SUPPLIED MATERIAL —
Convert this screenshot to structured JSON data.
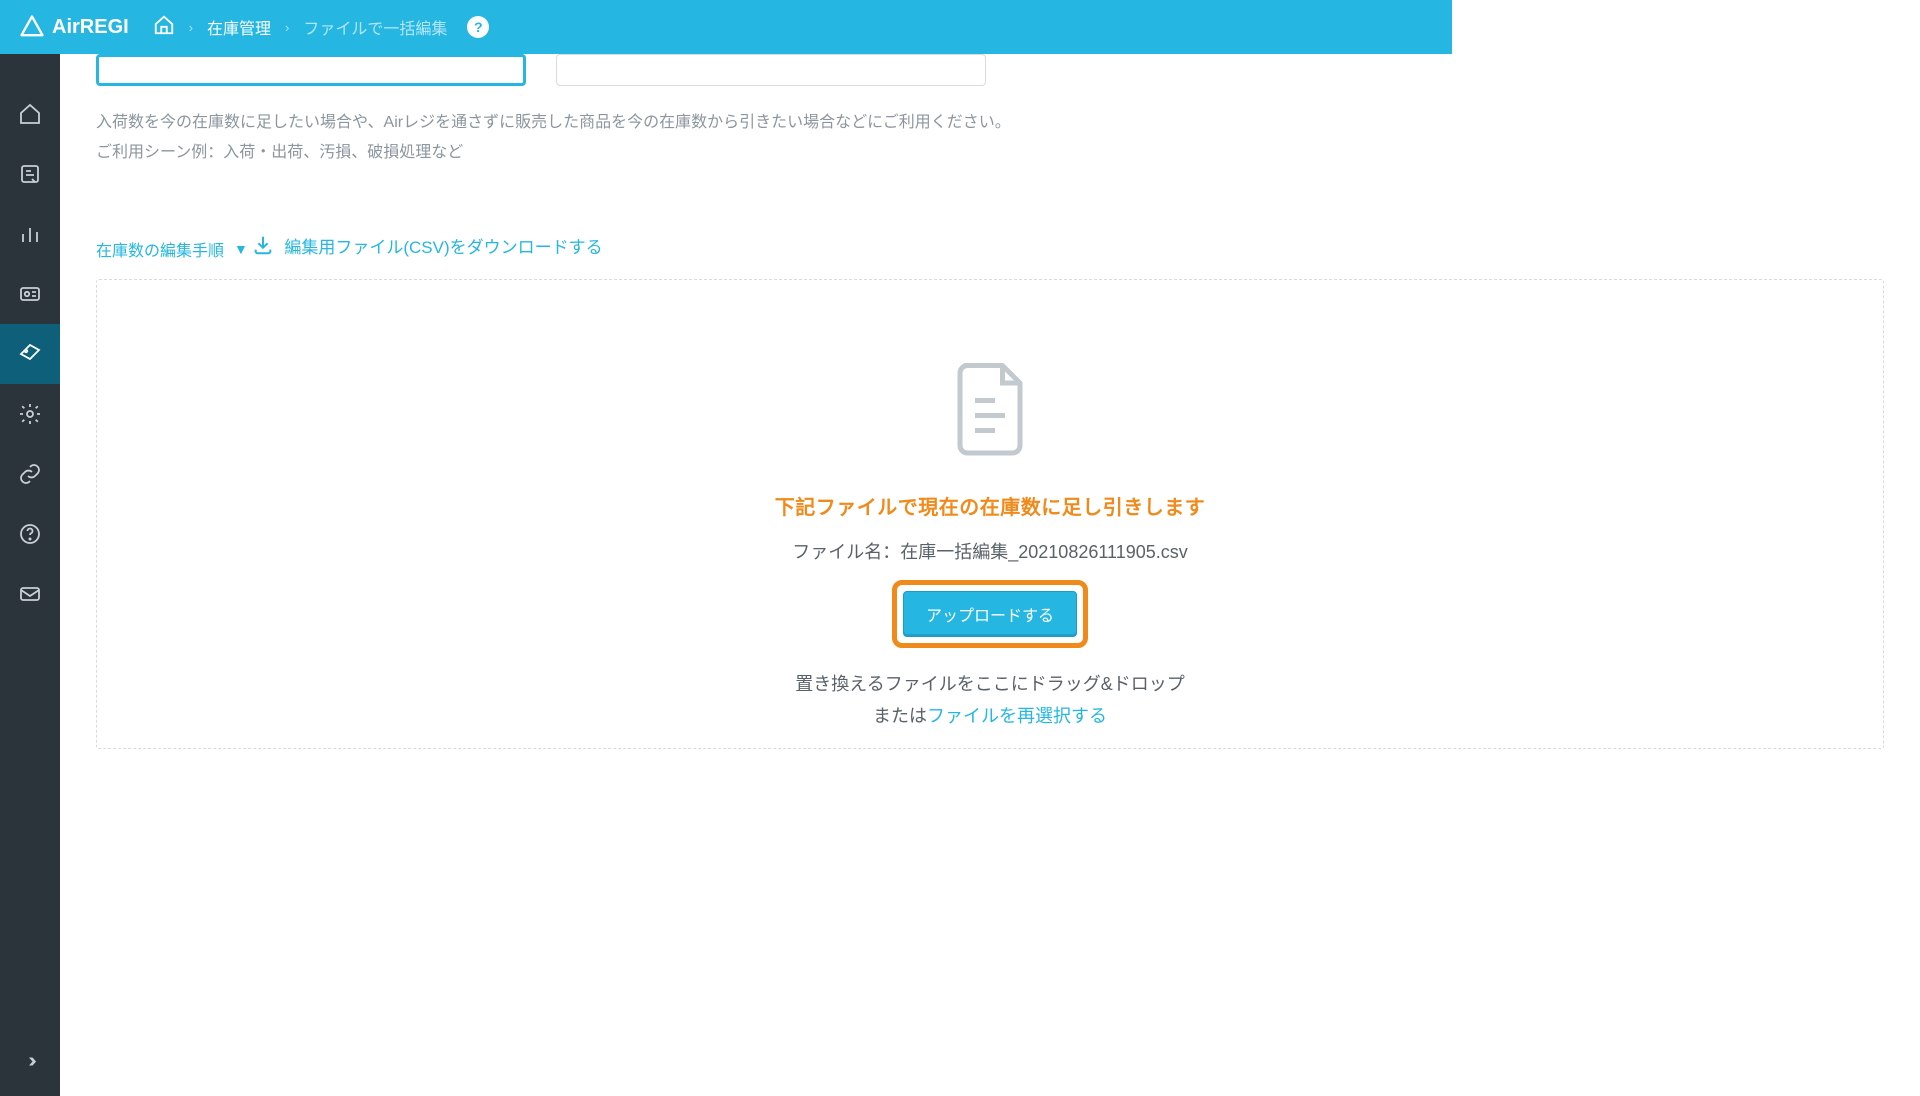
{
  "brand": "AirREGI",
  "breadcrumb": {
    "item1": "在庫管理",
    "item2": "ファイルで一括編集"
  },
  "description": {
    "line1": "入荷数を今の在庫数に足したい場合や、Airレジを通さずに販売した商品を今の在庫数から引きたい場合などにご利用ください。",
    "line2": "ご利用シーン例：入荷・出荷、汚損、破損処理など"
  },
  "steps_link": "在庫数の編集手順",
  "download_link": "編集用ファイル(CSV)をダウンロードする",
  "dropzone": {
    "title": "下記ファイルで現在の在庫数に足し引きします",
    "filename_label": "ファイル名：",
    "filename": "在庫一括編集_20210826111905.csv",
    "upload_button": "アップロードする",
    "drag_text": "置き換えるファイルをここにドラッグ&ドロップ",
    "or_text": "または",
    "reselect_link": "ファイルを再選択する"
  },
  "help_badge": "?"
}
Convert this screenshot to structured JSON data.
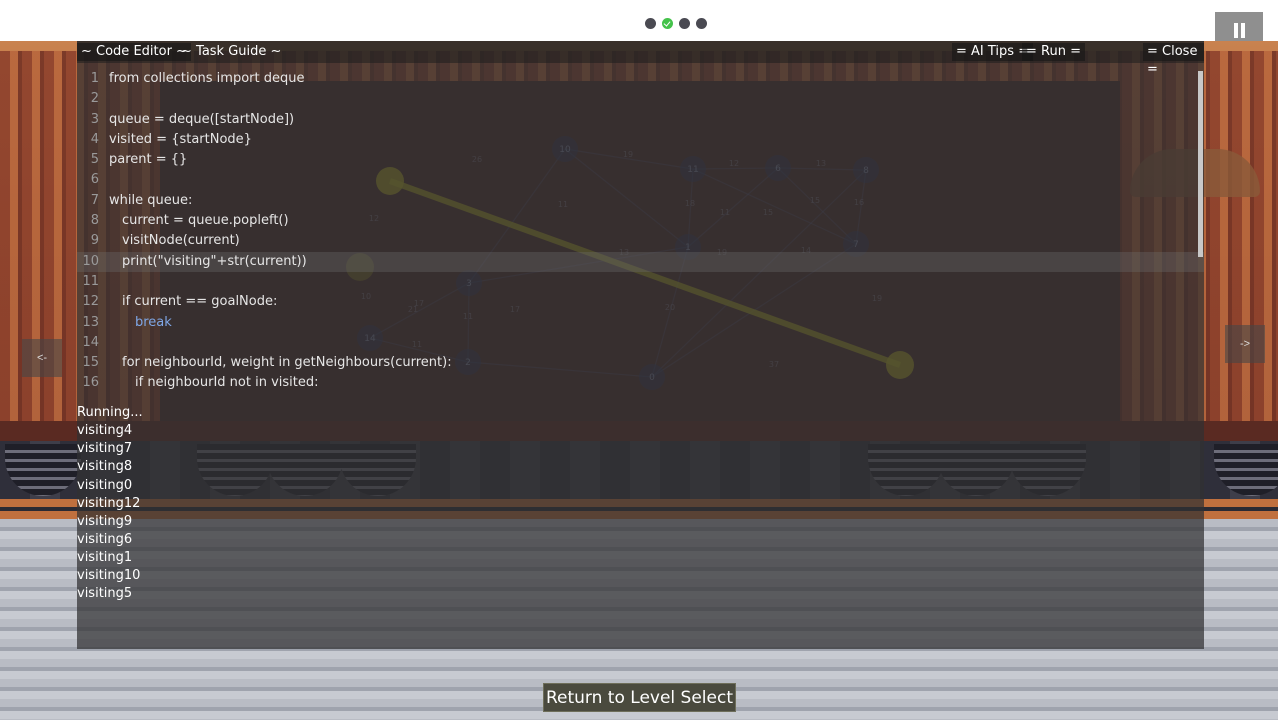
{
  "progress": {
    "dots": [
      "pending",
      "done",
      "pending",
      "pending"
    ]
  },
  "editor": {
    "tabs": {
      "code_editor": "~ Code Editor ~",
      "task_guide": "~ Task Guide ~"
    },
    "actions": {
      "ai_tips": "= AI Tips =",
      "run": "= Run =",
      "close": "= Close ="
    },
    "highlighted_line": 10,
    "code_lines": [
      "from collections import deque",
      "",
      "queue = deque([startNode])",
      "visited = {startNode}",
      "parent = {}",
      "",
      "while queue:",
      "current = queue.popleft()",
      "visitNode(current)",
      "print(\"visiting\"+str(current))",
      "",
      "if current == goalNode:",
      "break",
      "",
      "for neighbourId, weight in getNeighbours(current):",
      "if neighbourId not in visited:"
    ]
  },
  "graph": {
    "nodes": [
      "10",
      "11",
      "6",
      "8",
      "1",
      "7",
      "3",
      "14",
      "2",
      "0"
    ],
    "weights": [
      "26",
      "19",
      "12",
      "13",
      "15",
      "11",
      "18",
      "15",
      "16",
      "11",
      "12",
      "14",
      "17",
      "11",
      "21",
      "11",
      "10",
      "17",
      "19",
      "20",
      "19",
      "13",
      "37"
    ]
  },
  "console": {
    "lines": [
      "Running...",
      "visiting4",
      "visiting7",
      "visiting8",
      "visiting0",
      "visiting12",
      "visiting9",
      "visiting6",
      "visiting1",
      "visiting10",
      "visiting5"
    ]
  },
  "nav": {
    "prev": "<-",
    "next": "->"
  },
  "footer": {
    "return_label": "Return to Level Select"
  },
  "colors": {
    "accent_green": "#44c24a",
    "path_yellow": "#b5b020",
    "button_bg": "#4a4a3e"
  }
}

TASK —
Leave the pictures out, and print every line of the listing exactly as written.

RESULT —
Convert this screenshot to structured JSON data.
{
  "brand": "AirREGI",
  "breadcrumb": {
    "item1": "在庫管理",
    "item2": "ファイルで一括編集"
  },
  "description": {
    "line1": "入荷数を今の在庫数に足したい場合や、Airレジを通さずに販売した商品を今の在庫数から引きたい場合などにご利用ください。",
    "line2": "ご利用シーン例：入荷・出荷、汚損、破損処理など"
  },
  "steps_link": "在庫数の編集手順",
  "download_link": "編集用ファイル(CSV)をダウンロードする",
  "dropzone": {
    "title": "下記ファイルで現在の在庫数に足し引きします",
    "filename_label": "ファイル名：",
    "filename": "在庫一括編集_20210826111905.csv",
    "upload_button": "アップロードする",
    "drag_text": "置き換えるファイルをここにドラッグ&ドロップ",
    "or_text": "または",
    "reselect_link": "ファイルを再選択する"
  },
  "help_badge": "?"
}
Convert this screenshot to structured JSON data.
{
  "progress": {
    "dots": [
      "pending",
      "done",
      "pending",
      "pending"
    ]
  },
  "editor": {
    "tabs": {
      "code_editor": "~ Code Editor ~",
      "task_guide": "~ Task Guide ~"
    },
    "actions": {
      "ai_tips": "= AI Tips =",
      "run": "= Run =",
      "close": "= Close ="
    },
    "highlighted_line": 10,
    "code_lines": [
      "from collections import deque",
      "",
      "queue = deque([startNode])",
      "visited = {startNode}",
      "parent = {}",
      "",
      "while queue:",
      "current = queue.popleft()",
      "visitNode(current)",
      "print(\"visiting\"+str(current))",
      "",
      "if current == goalNode:",
      "break",
      "",
      "for neighbourId, weight in getNeighbours(current):",
      "if neighbourId not in visited:"
    ]
  },
  "graph": {
    "nodes": [
      "10",
      "11",
      "6",
      "8",
      "1",
      "7",
      "3",
      "14",
      "2",
      "0"
    ],
    "weights": [
      "26",
      "19",
      "12",
      "13",
      "15",
      "11",
      "18",
      "15",
      "16",
      "11",
      "12",
      "14",
      "17",
      "11",
      "21",
      "11",
      "10",
      "17",
      "19",
      "20",
      "19",
      "13",
      "37"
    ]
  },
  "console": {
    "lines": [
      "Running...",
      "visiting4",
      "visiting7",
      "visiting8",
      "visiting0",
      "visiting12",
      "visiting9",
      "visiting6",
      "visiting1",
      "visiting10",
      "visiting5"
    ]
  },
  "nav": {
    "prev": "<-",
    "next": "->"
  },
  "footer": {
    "return_label": "Return to Level Select"
  },
  "colors": {
    "accent_green": "#44c24a",
    "path_yellow": "#b5b020",
    "button_bg": "#4a4a3e"
  }
}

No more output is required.